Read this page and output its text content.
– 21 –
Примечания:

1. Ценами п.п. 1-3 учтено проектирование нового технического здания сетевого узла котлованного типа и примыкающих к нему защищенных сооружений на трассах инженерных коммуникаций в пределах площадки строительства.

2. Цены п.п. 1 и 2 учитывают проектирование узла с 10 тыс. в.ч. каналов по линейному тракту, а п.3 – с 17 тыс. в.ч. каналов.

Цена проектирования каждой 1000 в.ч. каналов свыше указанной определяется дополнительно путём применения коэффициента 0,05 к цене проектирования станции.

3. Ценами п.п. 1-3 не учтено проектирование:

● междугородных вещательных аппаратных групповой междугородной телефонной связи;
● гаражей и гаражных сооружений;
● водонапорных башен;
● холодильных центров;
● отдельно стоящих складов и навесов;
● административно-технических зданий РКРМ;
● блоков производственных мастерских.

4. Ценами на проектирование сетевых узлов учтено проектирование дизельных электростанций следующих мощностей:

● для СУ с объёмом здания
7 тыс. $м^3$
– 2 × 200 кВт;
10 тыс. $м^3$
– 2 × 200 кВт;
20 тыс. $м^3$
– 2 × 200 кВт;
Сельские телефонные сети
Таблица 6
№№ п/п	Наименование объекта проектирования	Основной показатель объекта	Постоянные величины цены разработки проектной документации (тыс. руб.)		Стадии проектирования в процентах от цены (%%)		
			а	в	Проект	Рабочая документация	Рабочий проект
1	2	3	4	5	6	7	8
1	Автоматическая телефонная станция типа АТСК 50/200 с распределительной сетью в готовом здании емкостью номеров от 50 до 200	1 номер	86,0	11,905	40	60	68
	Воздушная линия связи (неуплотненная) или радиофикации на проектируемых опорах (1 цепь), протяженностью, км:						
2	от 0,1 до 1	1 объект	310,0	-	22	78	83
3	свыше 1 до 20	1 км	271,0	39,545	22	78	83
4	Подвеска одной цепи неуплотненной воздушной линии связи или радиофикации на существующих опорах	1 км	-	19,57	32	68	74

※

§ **OBJECTIVE**: Tally how many lines of the material contain the word "проектирование". The answer must be the number and nothing else.

§ **COMPLETED EXERCISE**: 4